Stored data
******

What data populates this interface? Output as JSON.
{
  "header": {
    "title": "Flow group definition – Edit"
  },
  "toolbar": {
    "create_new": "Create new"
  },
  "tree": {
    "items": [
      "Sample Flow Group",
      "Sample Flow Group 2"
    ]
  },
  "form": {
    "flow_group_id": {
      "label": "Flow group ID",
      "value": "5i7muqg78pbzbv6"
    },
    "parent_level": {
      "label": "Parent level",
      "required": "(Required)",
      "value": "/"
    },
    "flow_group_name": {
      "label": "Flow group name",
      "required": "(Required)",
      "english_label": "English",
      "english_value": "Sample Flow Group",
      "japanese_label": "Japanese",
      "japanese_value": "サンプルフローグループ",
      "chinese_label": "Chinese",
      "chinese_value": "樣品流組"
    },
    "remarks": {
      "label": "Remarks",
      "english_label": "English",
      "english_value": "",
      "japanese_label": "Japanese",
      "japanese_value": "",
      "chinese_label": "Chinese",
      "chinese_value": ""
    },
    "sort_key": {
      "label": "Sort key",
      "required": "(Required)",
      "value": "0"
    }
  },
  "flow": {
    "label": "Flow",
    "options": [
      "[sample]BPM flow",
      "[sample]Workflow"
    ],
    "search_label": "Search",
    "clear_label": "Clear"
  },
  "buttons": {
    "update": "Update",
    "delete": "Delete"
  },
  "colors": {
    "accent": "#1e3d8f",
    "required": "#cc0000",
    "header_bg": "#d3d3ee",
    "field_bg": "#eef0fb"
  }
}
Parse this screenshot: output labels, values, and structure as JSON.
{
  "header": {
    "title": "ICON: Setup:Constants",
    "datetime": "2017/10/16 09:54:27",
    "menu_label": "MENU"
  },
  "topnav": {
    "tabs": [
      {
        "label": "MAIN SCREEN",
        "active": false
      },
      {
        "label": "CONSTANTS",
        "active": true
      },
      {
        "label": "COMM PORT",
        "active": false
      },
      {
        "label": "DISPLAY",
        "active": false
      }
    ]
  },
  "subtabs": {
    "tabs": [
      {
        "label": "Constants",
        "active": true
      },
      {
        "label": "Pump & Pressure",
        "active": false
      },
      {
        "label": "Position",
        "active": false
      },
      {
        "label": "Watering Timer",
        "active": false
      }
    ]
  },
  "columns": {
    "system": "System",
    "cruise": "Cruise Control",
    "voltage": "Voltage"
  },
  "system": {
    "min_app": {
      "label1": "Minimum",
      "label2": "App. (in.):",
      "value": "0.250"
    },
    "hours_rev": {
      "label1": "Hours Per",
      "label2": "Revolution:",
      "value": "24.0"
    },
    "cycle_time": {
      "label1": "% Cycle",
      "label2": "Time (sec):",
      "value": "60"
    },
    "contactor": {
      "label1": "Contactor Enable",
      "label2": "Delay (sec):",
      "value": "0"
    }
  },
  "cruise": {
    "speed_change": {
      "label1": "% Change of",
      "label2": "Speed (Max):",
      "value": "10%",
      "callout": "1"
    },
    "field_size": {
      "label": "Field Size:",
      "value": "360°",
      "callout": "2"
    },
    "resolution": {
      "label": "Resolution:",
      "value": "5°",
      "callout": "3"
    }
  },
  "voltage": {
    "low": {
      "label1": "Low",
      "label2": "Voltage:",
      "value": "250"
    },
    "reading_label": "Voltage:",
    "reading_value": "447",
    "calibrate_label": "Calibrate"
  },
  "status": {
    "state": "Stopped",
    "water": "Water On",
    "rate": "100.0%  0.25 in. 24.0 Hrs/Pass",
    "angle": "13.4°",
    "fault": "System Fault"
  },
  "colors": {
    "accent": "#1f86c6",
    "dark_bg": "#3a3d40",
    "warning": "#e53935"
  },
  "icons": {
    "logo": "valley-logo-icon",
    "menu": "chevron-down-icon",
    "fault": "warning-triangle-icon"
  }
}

******

# What is expected:
Take the entries above and transcribe them exactly.

# Finished exercise:
What data populates this interface? Output as JSON.
{
  "header": {
    "title": "Flow group definition – Edit"
  },
  "toolbar": {
    "create_new": "Create new"
  },
  "tree": {
    "items": [
      "Sample Flow Group",
      "Sample Flow Group 2"
    ]
  },
  "form": {
    "flow_group_id": {
      "label": "Flow group ID",
      "value": "5i7muqg78pbzbv6"
    },
    "parent_level": {
      "label": "Parent level",
      "required": "(Required)",
      "value": "/"
    },
    "flow_group_name": {
      "label": "Flow group name",
      "required": "(Required)",
      "english_label": "English",
      "english_value": "Sample Flow Group",
      "japanese_label": "Japanese",
      "japanese_value": "サンプルフローグループ",
      "chinese_label": "Chinese",
      "chinese_value": "樣品流組"
    },
    "remarks": {
      "label": "Remarks",
      "english_label": "English",
      "english_value": "",
      "japanese_label": "Japanese",
      "japanese_value": "",
      "chinese_label": "Chinese",
      "chinese_value": ""
    },
    "sort_key": {
      "label": "Sort key",
      "required": "(Required)",
      "value": "0"
    }
  },
  "flow": {
    "label": "Flow",
    "options": [
      "[sample]BPM flow",
      "[sample]Workflow"
    ],
    "search_label": "Search",
    "clear_label": "Clear"
  },
  "buttons": {
    "update": "Update",
    "delete": "Delete"
  },
  "colors": {
    "accent": "#1e3d8f",
    "required": "#cc0000",
    "header_bg": "#d3d3ee",
    "field_bg": "#eef0fb"
  }
}
Parse this screenshot: output labels, values, and structure as JSON.
{
  "header": {
    "title": "ICON: Setup:Constants",
    "datetime": "2017/10/16 09:54:27",
    "menu_label": "MENU"
  },
  "topnav": {
    "tabs": [
      {
        "label": "MAIN SCREEN",
        "active": false
      },
      {
        "label": "CONSTANTS",
        "active": true
      },
      {
        "label": "COMM PORT",
        "active": false
      },
      {
        "label": "DISPLAY",
        "active": false
      }
    ]
  },
  "subtabs": {
    "tabs": [
      {
        "label": "Constants",
        "active": true
      },
      {
        "label": "Pump & Pressure",
        "active": false
      },
      {
        "label": "Position",
        "active": false
      },
      {
        "label": "Watering Timer",
        "active": false
      }
    ]
  },
  "columns": {
    "system": "System",
    "cruise": "Cruise Control",
    "voltage": "Voltage"
  },
  "system": {
    "min_app": {
      "label1": "Minimum",
      "label2": "App. (in.):",
      "value": "0.250"
    },
    "hours_rev": {
      "label1": "Hours Per",
      "label2": "Revolution:",
      "value": "24.0"
    },
    "cycle_time": {
      "label1": "% Cycle",
      "label2": "Time (sec):",
      "value": "60"
    },
    "contactor": {
      "label1": "Contactor Enable",
      "label2": "Delay (sec):",
      "value": "0"
    }
  },
  "cruise": {
    "speed_change": {
      "label1": "% Change of",
      "label2": "Speed (Max):",
      "value": "10%",
      "callout": "1"
    },
    "field_size": {
      "label": "Field Size:",
      "value": "360°",
      "callout": "2"
    },
    "resolution": {
      "label": "Resolution:",
      "value": "5°",
      "callout": "3"
    }
  },
  "voltage": {
    "low": {
      "label1": "Low",
      "label2": "Voltage:",
      "value": "250"
    },
    "reading_label": "Voltage:",
    "reading_value": "447",
    "calibrate_label": "Calibrate"
  },
  "status": {
    "state": "Stopped",
    "water": "Water On",
    "rate": "100.0%  0.25 in. 24.0 Hrs/Pass",
    "angle": "13.4°",
    "fault": "System Fault"
  },
  "colors": {
    "accent": "#1f86c6",
    "dark_bg": "#3a3d40",
    "warning": "#e53935"
  },
  "icons": {
    "logo": "valley-logo-icon",
    "menu": "chevron-down-icon",
    "fault": "warning-triangle-icon"
  }
}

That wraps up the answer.